* WHAT YOU HAVE TO DO
Repeat, without any change, the entries presented below.

* LISTING
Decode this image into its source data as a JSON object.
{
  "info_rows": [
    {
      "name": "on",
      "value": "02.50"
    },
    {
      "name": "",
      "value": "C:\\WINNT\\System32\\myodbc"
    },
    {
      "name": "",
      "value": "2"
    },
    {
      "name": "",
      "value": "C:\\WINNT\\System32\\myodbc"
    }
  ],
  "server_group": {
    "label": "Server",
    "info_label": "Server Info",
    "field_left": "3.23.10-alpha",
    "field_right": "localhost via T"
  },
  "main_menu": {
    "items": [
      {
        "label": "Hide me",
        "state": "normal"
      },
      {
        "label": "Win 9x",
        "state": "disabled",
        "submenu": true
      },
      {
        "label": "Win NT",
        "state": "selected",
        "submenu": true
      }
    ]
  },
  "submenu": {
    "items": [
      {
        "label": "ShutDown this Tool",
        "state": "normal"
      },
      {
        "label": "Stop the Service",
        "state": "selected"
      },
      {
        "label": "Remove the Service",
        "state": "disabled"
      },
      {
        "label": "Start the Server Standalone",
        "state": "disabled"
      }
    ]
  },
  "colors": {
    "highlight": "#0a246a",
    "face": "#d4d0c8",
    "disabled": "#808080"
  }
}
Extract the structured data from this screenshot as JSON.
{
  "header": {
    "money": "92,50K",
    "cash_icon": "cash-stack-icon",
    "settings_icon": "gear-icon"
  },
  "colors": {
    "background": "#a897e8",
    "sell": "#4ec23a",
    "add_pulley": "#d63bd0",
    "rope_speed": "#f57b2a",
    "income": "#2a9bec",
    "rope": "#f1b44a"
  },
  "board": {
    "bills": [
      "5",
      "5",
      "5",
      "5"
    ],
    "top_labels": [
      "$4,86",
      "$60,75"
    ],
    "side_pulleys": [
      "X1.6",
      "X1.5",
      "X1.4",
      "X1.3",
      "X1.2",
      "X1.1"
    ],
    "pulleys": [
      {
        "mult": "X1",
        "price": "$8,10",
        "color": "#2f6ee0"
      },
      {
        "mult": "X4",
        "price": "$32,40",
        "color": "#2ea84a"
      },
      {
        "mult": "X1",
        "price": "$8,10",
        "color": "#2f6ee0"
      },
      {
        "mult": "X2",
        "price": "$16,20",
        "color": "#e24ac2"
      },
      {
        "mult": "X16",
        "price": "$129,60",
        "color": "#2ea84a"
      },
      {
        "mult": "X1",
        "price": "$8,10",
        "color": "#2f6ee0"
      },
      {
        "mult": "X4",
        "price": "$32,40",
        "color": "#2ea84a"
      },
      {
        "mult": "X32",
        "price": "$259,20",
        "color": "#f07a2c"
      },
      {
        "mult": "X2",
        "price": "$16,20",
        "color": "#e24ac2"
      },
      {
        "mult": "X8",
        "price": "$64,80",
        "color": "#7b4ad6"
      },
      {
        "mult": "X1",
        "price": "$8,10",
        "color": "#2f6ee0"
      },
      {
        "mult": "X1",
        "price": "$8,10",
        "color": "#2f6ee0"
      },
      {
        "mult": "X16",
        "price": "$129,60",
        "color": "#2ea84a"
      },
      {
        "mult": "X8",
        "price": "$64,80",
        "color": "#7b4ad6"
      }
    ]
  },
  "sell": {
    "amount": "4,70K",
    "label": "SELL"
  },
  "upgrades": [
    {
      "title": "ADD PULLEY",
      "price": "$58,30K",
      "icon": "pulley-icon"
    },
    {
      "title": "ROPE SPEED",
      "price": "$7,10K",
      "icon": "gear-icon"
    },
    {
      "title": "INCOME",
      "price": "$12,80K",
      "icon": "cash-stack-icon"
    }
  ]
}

* FINAL ANSWER
Decode this image into its source data as a JSON object.
{
  "info_rows": [
    {
      "name": "on",
      "value": "02.50"
    },
    {
      "name": "",
      "value": "C:\\WINNT\\System32\\myodbc"
    },
    {
      "name": "",
      "value": "2"
    },
    {
      "name": "",
      "value": "C:\\WINNT\\System32\\myodbc"
    }
  ],
  "server_group": {
    "label": "Server",
    "info_label": "Server Info",
    "field_left": "3.23.10-alpha",
    "field_right": "localhost via T"
  },
  "main_menu": {
    "items": [
      {
        "label": "Hide me",
        "state": "normal"
      },
      {
        "label": "Win 9x",
        "state": "disabled",
        "submenu": true
      },
      {
        "label": "Win NT",
        "state": "selected",
        "submenu": true
      }
    ]
  },
  "submenu": {
    "items": [
      {
        "label": "ShutDown this Tool",
        "state": "normal"
      },
      {
        "label": "Stop the Service",
        "state": "selected"
      },
      {
        "label": "Remove the Service",
        "state": "disabled"
      },
      {
        "label": "Start the Server Standalone",
        "state": "disabled"
      }
    ]
  },
  "colors": {
    "highlight": "#0a246a",
    "face": "#d4d0c8",
    "disabled": "#808080"
  }
}
Extract the structured data from this screenshot as JSON.
{
  "header": {
    "money": "92,50K",
    "cash_icon": "cash-stack-icon",
    "settings_icon": "gear-icon"
  },
  "colors": {
    "background": "#a897e8",
    "sell": "#4ec23a",
    "add_pulley": "#d63bd0",
    "rope_speed": "#f57b2a",
    "income": "#2a9bec",
    "rope": "#f1b44a"
  },
  "board": {
    "bills": [
      "5",
      "5",
      "5",
      "5"
    ],
    "top_labels": [
      "$4,86",
      "$60,75"
    ],
    "side_pulleys": [
      "X1.6",
      "X1.5",
      "X1.4",
      "X1.3",
      "X1.2",
      "X1.1"
    ],
    "pulleys": [
      {
        "mult": "X1",
        "price": "$8,10",
        "color": "#2f6ee0"
      },
      {
        "mult": "X4",
        "price": "$32,40",
        "color": "#2ea84a"
      },
      {
        "mult": "X1",
        "price": "$8,10",
        "color": "#2f6ee0"
      },
      {
        "mult": "X2",
        "price": "$16,20",
        "color": "#e24ac2"
      },
      {
        "mult": "X16",
        "price": "$129,60",
        "color": "#2ea84a"
      },
      {
        "mult": "X1",
        "price": "$8,10",
        "color": "#2f6ee0"
      },
      {
        "mult": "X4",
        "price": "$32,40",
        "color": "#2ea84a"
      },
      {
        "mult": "X32",
        "price": "$259,20",
        "color": "#f07a2c"
      },
      {
        "mult": "X2",
        "price": "$16,20",
        "color": "#e24ac2"
      },
      {
        "mult": "X8",
        "price": "$64,80",
        "color": "#7b4ad6"
      },
      {
        "mult": "X1",
        "price": "$8,10",
        "color": "#2f6ee0"
      },
      {
        "mult": "X1",
        "price": "$8,10",
        "color": "#2f6ee0"
      },
      {
        "mult": "X16",
        "price": "$129,60",
        "color": "#2ea84a"
      },
      {
        "mult": "X8",
        "price": "$64,80",
        "color": "#7b4ad6"
      }
    ]
  },
  "sell": {
    "amount": "4,70K",
    "label": "SELL"
  },
  "upgrades": [
    {
      "title": "ADD PULLEY",
      "price": "$58,30K",
      "icon": "pulley-icon"
    },
    {
      "title": "ROPE SPEED",
      "price": "$7,10K",
      "icon": "gear-icon"
    },
    {
      "title": "INCOME",
      "price": "$12,80K",
      "icon": "cash-stack-icon"
    }
  ]
}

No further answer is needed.